文書本文>
·····

どのモデルがフレーズに合うのかを選んでいる時間も楽しそうですね。

 そうですね(笑)。今回の制作で欠かせなかったのは、Paulino Bernabeという古めのガット・ギター。普通のアコギとはネックの太さが違うので演奏するのが大変なんですけど、サステインの短さや、朴訥と話しかけてくれるような感じはこのギターならではなんですよ。今回は、いい感じの言葉を引き出してくれましたね。

「Twilight」でもガット・ギターを使っていましたよね。

 Bメロだけ使っているんですけど、急に“中世のどこか”に行ったかのような、何か楽しげな感じがあって(笑)。独特のサステインが、独特な世界を作ってくれるんです。ハイフレットのほうに不思議と音が伸びるポイントもあったりして。特に1弦の5~10フレットあたりの音は凄くキラキラしていて、スティール弦よりも明るく聴こえたりするんですよね。

なるほど。この曲にはトリルを使ったフレーズも登場します。

·····

レイアウトの記録:
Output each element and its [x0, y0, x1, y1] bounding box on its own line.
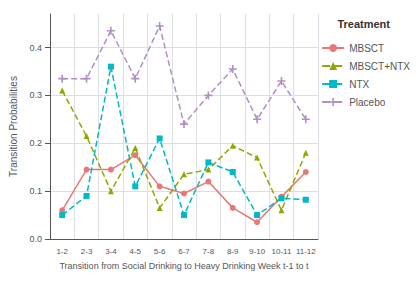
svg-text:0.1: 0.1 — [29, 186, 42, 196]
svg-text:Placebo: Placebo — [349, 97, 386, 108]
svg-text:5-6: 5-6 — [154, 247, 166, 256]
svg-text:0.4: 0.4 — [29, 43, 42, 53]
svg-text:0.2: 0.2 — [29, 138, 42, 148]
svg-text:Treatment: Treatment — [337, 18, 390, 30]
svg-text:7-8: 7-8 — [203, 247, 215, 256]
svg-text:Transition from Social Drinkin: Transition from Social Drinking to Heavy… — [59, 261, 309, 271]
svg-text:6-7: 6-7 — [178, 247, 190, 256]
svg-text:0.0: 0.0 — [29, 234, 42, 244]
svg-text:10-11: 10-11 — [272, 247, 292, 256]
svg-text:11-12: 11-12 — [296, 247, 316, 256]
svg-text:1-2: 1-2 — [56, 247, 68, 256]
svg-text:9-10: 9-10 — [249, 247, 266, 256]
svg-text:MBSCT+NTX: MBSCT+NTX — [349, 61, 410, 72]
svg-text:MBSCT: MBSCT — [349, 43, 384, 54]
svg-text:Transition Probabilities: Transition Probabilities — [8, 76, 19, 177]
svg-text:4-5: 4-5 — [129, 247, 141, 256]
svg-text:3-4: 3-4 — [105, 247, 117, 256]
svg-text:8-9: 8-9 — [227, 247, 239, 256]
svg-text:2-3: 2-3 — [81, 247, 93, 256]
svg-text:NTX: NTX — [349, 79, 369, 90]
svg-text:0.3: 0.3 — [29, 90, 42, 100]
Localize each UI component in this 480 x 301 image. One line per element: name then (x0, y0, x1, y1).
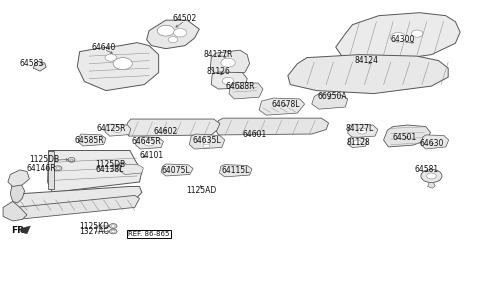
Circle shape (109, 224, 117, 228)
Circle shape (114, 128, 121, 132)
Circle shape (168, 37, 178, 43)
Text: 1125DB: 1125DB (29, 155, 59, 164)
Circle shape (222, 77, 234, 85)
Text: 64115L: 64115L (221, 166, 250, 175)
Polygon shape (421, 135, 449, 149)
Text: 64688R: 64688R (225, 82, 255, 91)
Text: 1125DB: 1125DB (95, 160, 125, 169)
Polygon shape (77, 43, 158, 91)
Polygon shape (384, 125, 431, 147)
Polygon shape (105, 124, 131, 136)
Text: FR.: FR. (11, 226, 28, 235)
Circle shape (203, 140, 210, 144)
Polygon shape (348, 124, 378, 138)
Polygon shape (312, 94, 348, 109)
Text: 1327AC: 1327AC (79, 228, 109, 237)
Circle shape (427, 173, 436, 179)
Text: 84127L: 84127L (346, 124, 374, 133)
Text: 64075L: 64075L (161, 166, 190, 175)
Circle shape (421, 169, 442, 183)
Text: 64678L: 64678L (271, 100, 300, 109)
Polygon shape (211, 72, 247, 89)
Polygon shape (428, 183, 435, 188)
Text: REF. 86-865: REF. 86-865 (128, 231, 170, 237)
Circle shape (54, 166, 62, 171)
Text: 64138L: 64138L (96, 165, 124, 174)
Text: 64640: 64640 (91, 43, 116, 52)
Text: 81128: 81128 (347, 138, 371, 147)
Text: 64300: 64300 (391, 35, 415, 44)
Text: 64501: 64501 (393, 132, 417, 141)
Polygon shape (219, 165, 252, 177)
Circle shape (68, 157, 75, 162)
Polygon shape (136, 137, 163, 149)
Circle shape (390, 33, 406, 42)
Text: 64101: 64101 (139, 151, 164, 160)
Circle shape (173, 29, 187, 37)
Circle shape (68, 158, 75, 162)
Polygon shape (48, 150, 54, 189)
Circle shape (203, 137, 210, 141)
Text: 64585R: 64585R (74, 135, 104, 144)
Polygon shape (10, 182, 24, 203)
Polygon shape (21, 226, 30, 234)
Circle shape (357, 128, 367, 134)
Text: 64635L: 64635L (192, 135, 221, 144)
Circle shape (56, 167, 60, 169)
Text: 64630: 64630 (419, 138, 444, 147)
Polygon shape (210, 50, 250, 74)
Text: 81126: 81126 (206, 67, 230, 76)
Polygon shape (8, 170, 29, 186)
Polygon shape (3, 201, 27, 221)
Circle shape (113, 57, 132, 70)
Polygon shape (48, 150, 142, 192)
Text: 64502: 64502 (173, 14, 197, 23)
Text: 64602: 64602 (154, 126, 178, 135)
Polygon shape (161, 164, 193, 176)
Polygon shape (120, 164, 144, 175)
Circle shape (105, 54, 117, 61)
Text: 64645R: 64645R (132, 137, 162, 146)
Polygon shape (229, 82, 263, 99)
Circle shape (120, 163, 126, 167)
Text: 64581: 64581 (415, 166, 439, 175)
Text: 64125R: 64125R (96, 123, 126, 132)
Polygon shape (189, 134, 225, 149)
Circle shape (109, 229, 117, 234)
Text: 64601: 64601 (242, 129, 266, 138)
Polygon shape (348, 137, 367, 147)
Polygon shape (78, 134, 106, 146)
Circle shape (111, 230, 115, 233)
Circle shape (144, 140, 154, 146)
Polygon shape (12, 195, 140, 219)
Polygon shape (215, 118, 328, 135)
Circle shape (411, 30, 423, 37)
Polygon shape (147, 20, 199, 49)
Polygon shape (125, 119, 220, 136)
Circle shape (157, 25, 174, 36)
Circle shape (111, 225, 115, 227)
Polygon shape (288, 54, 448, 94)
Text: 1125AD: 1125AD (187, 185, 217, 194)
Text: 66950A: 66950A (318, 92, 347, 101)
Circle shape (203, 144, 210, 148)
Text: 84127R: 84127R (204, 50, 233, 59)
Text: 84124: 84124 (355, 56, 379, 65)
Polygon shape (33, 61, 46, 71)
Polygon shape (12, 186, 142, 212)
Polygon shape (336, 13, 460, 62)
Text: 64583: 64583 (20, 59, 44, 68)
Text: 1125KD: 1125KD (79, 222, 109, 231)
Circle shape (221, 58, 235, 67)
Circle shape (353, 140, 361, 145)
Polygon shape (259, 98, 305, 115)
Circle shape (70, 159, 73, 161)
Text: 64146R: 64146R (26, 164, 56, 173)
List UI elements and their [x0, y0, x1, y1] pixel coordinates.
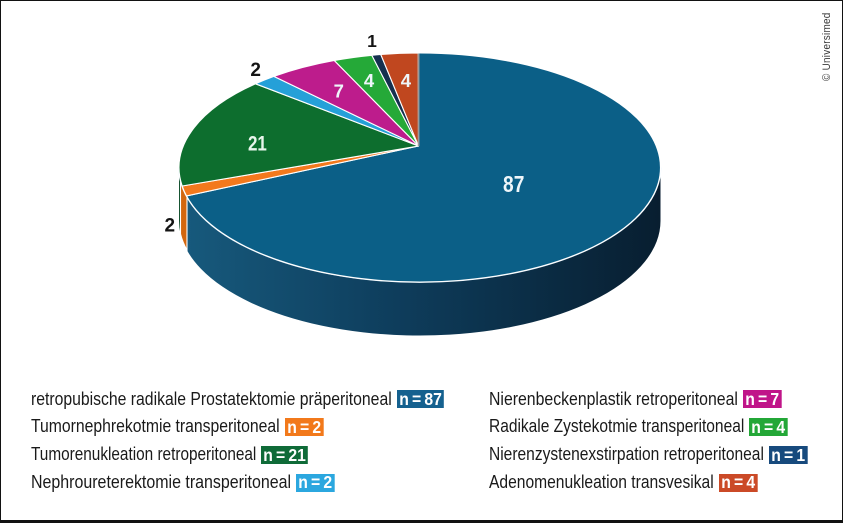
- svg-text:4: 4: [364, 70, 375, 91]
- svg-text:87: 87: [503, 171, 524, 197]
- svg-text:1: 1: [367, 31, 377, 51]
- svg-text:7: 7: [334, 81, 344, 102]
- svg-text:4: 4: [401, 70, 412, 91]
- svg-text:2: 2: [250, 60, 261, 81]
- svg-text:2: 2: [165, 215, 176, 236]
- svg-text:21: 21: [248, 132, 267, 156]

·····

課題一覧>
1/ ギター演奏についての本文のうち、「そうですね(笑)。今回の制作」で始まり「葉を引き出してくれましたね。」まで続く部分を、「ガット・ギター」を「クラシック・ギター」に改めて書き直しなさい。
2/ 記録のうち、「svg-text:0.1: 0.1 — [29, 186, 42, 196]」を含む行から始まり「svg-text:10-11: 10-11 — [272, 247, 292, 256]」を含む行までを、一字も変えずに書き写しなさい。

課題別の結果>
1/
そうですね(笑)。今回の制作で欠かせなかったのは、Paulino Bernabeという古めのクラシック・ギター。普通のアコギとはネックの太さが違うので演奏するのが大変なんですけど、サステインの短さや、朴訥と話しかけてくれるような感じはこのギターならではなんですよ。今回は、いい感じの言葉を引き出してくれましたね。

2/
svg-text:0.1: 0.1 — [29, 186, 42, 196]
svg-text:Placebo: Placebo — [349, 97, 386, 108]
svg-text:5-6: 5-6 — [154, 247, 166, 256]
svg-text:0.4: 0.4 — [29, 43, 42, 53]
svg-text:0.2: 0.2 — [29, 138, 42, 148]
svg-text:Treatment: Treatment — [337, 18, 390, 30]
svg-text:7-8: 7-8 — [203, 247, 215, 256]
svg-text:Transition from Social Drinkin: Transition from Social Drinking to Heavy… — [59, 261, 309, 271]
svg-text:6-7: 6-7 — [178, 247, 190, 256]
svg-text:0.0: 0.0 — [29, 234, 42, 244]
svg-text:10-11: 10-11 — [272, 247, 292, 256]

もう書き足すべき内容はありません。